Task directions: Assemble all lines in which the string "placement" appears.

┌────────

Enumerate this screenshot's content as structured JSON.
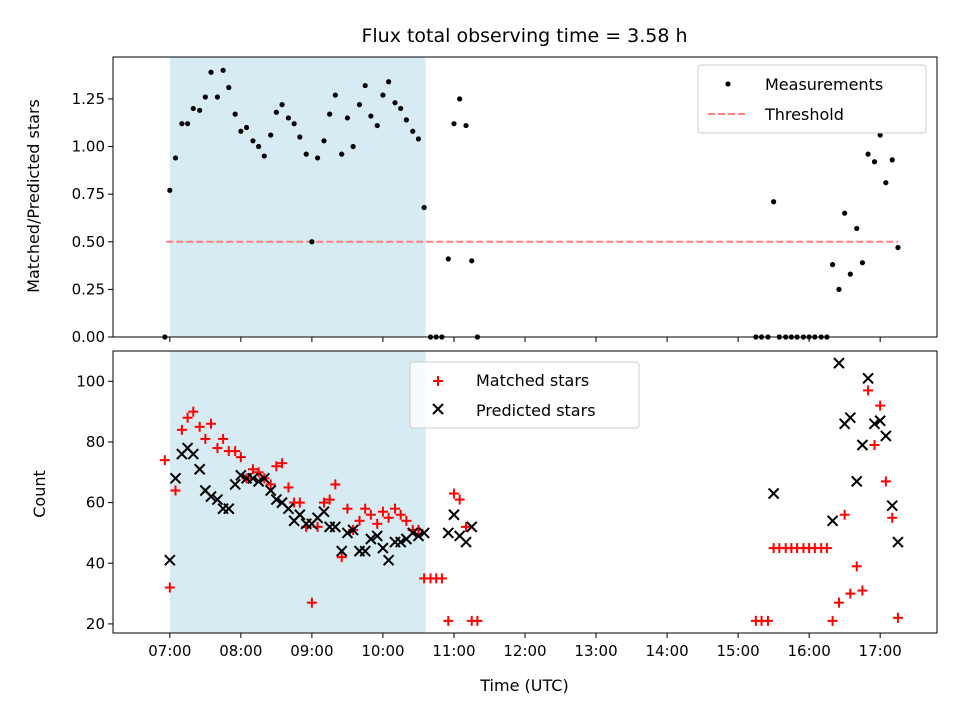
{
  "title": "Flux total observing time = 3.58 h",
  "colors": {
    "measurements": "#000000",
    "threshold": "#ff7f7f",
    "matched": "#ff0000",
    "predicted": "#000000",
    "span": "#add8e6"
  },
  "chart_data": [
    {
      "type": "scatter",
      "ylabel": "Matched/Predicted stars",
      "xlabel": "",
      "x_unit": "hours UTC",
      "xlim": [
        6.2,
        17.8
      ],
      "ylim": [
        0,
        1.47
      ],
      "yticks": [
        0.0,
        0.25,
        0.5,
        0.75,
        1.0,
        1.25
      ],
      "ytick_labels": [
        "0.00",
        "0.25",
        "0.50",
        "0.75",
        "1.00",
        "1.25"
      ],
      "highlight_span": [
        7.0,
        10.6
      ],
      "legend": {
        "placement": "upper right",
        "entries": [
          "Measurements",
          "Threshold"
        ]
      },
      "threshold": {
        "name": "Threshold",
        "y": 0.5,
        "x": [
          6.95,
          17.25
        ]
      },
      "series": [
        {
          "name": "Measurements",
          "marker": "dot",
          "points": [
            [
              6.93,
              0.0
            ],
            [
              7.0,
              0.77
            ],
            [
              7.08,
              0.94
            ],
            [
              7.17,
              1.12
            ],
            [
              7.25,
              1.12
            ],
            [
              7.33,
              1.2
            ],
            [
              7.42,
              1.19
            ],
            [
              7.5,
              1.26
            ],
            [
              7.58,
              1.39
            ],
            [
              7.67,
              1.26
            ],
            [
              7.75,
              1.4
            ],
            [
              7.83,
              1.31
            ],
            [
              7.92,
              1.17
            ],
            [
              8.0,
              1.08
            ],
            [
              8.08,
              1.1
            ],
            [
              8.17,
              1.03
            ],
            [
              8.25,
              1.0
            ],
            [
              8.33,
              0.95
            ],
            [
              8.42,
              1.06
            ],
            [
              8.5,
              1.18
            ],
            [
              8.58,
              1.22
            ],
            [
              8.67,
              1.15
            ],
            [
              8.75,
              1.12
            ],
            [
              8.83,
              1.05
            ],
            [
              8.92,
              0.96
            ],
            [
              9.0,
              0.5
            ],
            [
              9.08,
              0.94
            ],
            [
              9.17,
              1.03
            ],
            [
              9.25,
              1.17
            ],
            [
              9.33,
              1.27
            ],
            [
              9.42,
              0.96
            ],
            [
              9.5,
              1.15
            ],
            [
              9.58,
              1.0
            ],
            [
              9.67,
              1.22
            ],
            [
              9.75,
              1.32
            ],
            [
              9.83,
              1.16
            ],
            [
              9.92,
              1.11
            ],
            [
              10.0,
              1.27
            ],
            [
              10.08,
              1.34
            ],
            [
              10.17,
              1.23
            ],
            [
              10.25,
              1.2
            ],
            [
              10.33,
              1.14
            ],
            [
              10.42,
              1.08
            ],
            [
              10.5,
              1.04
            ],
            [
              10.58,
              0.68
            ],
            [
              10.67,
              0.0
            ],
            [
              10.75,
              0.0
            ],
            [
              10.83,
              0.0
            ],
            [
              10.92,
              0.41
            ],
            [
              11.0,
              1.12
            ],
            [
              11.08,
              1.25
            ],
            [
              11.17,
              1.11
            ],
            [
              11.25,
              0.4
            ],
            [
              11.33,
              0.0
            ],
            [
              15.25,
              0.0
            ],
            [
              15.33,
              0.0
            ],
            [
              15.42,
              0.0
            ],
            [
              15.5,
              0.71
            ],
            [
              15.58,
              0.0
            ],
            [
              15.67,
              0.0
            ],
            [
              15.75,
              0.0
            ],
            [
              15.83,
              0.0
            ],
            [
              15.92,
              0.0
            ],
            [
              16.0,
              0.0
            ],
            [
              16.08,
              0.0
            ],
            [
              16.17,
              0.0
            ],
            [
              16.25,
              0.0
            ],
            [
              16.33,
              0.38
            ],
            [
              16.42,
              0.25
            ],
            [
              16.5,
              0.65
            ],
            [
              16.58,
              0.33
            ],
            [
              16.67,
              0.57
            ],
            [
              16.75,
              0.39
            ],
            [
              16.83,
              0.96
            ],
            [
              16.92,
              0.92
            ],
            [
              17.0,
              1.06
            ],
            [
              17.08,
              0.81
            ],
            [
              17.17,
              0.93
            ],
            [
              17.25,
              0.47
            ]
          ]
        }
      ]
    },
    {
      "type": "scatter",
      "ylabel": "Count",
      "xlabel": "Time (UTC)",
      "x_unit": "hours UTC",
      "xlim": [
        6.2,
        17.8
      ],
      "ylim": [
        17,
        110
      ],
      "yticks": [
        20,
        40,
        60,
        80,
        100
      ],
      "ytick_labels": [
        "20",
        "40",
        "60",
        "80",
        "100"
      ],
      "xticks": [
        7,
        8,
        9,
        10,
        11,
        12,
        13,
        14,
        15,
        16,
        17
      ],
      "xtick_labels": [
        "07:00",
        "08:00",
        "09:00",
        "10:00",
        "11:00",
        "12:00",
        "13:00",
        "14:00",
        "15:00",
        "16:00",
        "17:00"
      ],
      "highlight_span": [
        7.0,
        10.6
      ],
      "legend": {
        "placement": "upper center",
        "entries": [
          "Matched stars",
          "Predicted stars"
        ]
      },
      "series": [
        {
          "name": "Matched stars",
          "marker": "plus",
          "points": [
            [
              6.93,
              74
            ],
            [
              7.0,
              32
            ],
            [
              7.08,
              64
            ],
            [
              7.17,
              84
            ],
            [
              7.25,
              88
            ],
            [
              7.33,
              90
            ],
            [
              7.42,
              85
            ],
            [
              7.5,
              81
            ],
            [
              7.58,
              86
            ],
            [
              7.67,
              78
            ],
            [
              7.75,
              81
            ],
            [
              7.83,
              77
            ],
            [
              7.92,
              77
            ],
            [
              8.0,
              75
            ],
            [
              8.08,
              68
            ],
            [
              8.17,
              71
            ],
            [
              8.25,
              70
            ],
            [
              8.33,
              68
            ],
            [
              8.42,
              66
            ],
            [
              8.5,
              72
            ],
            [
              8.58,
              73
            ],
            [
              8.67,
              65
            ],
            [
              8.75,
              60
            ],
            [
              8.83,
              60
            ],
            [
              8.92,
              52
            ],
            [
              9.0,
              27
            ],
            [
              9.08,
              52
            ],
            [
              9.17,
              60
            ],
            [
              9.25,
              61
            ],
            [
              9.33,
              66
            ],
            [
              9.42,
              42
            ],
            [
              9.5,
              58
            ],
            [
              9.58,
              51
            ],
            [
              9.67,
              54
            ],
            [
              9.75,
              58
            ],
            [
              9.83,
              56
            ],
            [
              9.92,
              53
            ],
            [
              10.0,
              57
            ],
            [
              10.08,
              55
            ],
            [
              10.17,
              58
            ],
            [
              10.25,
              56
            ],
            [
              10.33,
              54
            ],
            [
              10.42,
              51
            ],
            [
              10.5,
              51
            ],
            [
              10.58,
              35
            ],
            [
              10.67,
              35
            ],
            [
              10.75,
              35
            ],
            [
              10.83,
              35
            ],
            [
              10.92,
              21
            ],
            [
              11.0,
              63
            ],
            [
              11.08,
              61
            ],
            [
              11.17,
              52
            ],
            [
              11.25,
              21
            ],
            [
              11.33,
              21
            ],
            [
              15.25,
              21
            ],
            [
              15.33,
              21
            ],
            [
              15.42,
              21
            ],
            [
              15.5,
              45
            ],
            [
              15.58,
              45
            ],
            [
              15.67,
              45
            ],
            [
              15.75,
              45
            ],
            [
              15.83,
              45
            ],
            [
              15.92,
              45
            ],
            [
              16.0,
              45
            ],
            [
              16.08,
              45
            ],
            [
              16.17,
              45
            ],
            [
              16.25,
              45
            ],
            [
              16.33,
              21
            ],
            [
              16.42,
              27
            ],
            [
              16.5,
              56
            ],
            [
              16.58,
              30
            ],
            [
              16.67,
              39
            ],
            [
              16.75,
              31
            ],
            [
              16.83,
              97
            ],
            [
              16.92,
              79
            ],
            [
              17.0,
              92
            ],
            [
              17.08,
              67
            ],
            [
              17.17,
              55
            ],
            [
              17.25,
              22
            ]
          ]
        },
        {
          "name": "Predicted stars",
          "marker": "x",
          "points": [
            [
              7.0,
              41
            ],
            [
              7.08,
              68
            ],
            [
              7.17,
              76
            ],
            [
              7.25,
              78
            ],
            [
              7.33,
              76
            ],
            [
              7.42,
              71
            ],
            [
              7.5,
              64
            ],
            [
              7.58,
              62
            ],
            [
              7.67,
              61
            ],
            [
              7.75,
              58
            ],
            [
              7.83,
              58
            ],
            [
              7.92,
              66
            ],
            [
              8.0,
              69
            ],
            [
              8.08,
              68
            ],
            [
              8.17,
              68
            ],
            [
              8.25,
              67
            ],
            [
              8.33,
              68
            ],
            [
              8.42,
              64
            ],
            [
              8.5,
              61
            ],
            [
              8.58,
              60
            ],
            [
              8.67,
              58
            ],
            [
              8.75,
              54
            ],
            [
              8.83,
              56
            ],
            [
              8.92,
              53
            ],
            [
              9.0,
              53
            ],
            [
              9.08,
              55
            ],
            [
              9.17,
              57
            ],
            [
              9.25,
              52
            ],
            [
              9.33,
              52
            ],
            [
              9.42,
              44
            ],
            [
              9.5,
              50
            ],
            [
              9.58,
              51
            ],
            [
              9.67,
              44
            ],
            [
              9.75,
              44
            ],
            [
              9.83,
              48
            ],
            [
              9.92,
              49
            ],
            [
              10.0,
              45
            ],
            [
              10.08,
              41
            ],
            [
              10.17,
              47
            ],
            [
              10.25,
              47
            ],
            [
              10.33,
              48
            ],
            [
              10.42,
              50
            ],
            [
              10.5,
              49
            ],
            [
              10.58,
              50
            ],
            [
              10.92,
              50
            ],
            [
              11.0,
              56
            ],
            [
              11.08,
              49
            ],
            [
              11.17,
              47
            ],
            [
              11.25,
              52
            ],
            [
              15.5,
              63
            ],
            [
              16.33,
              54
            ],
            [
              16.42,
              106
            ],
            [
              16.5,
              86
            ],
            [
              16.58,
              88
            ],
            [
              16.67,
              67
            ],
            [
              16.75,
              79
            ],
            [
              16.83,
              101
            ],
            [
              16.92,
              86
            ],
            [
              17.0,
              87
            ],
            [
              17.08,
              82
            ],
            [
              17.17,
              59
            ],
            [
              17.25,
              47
            ]
          ]
        }
      ]
    }
  ]
}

└────────

Exercise output:
        "placement": "upper right",
        "placement": "upper center",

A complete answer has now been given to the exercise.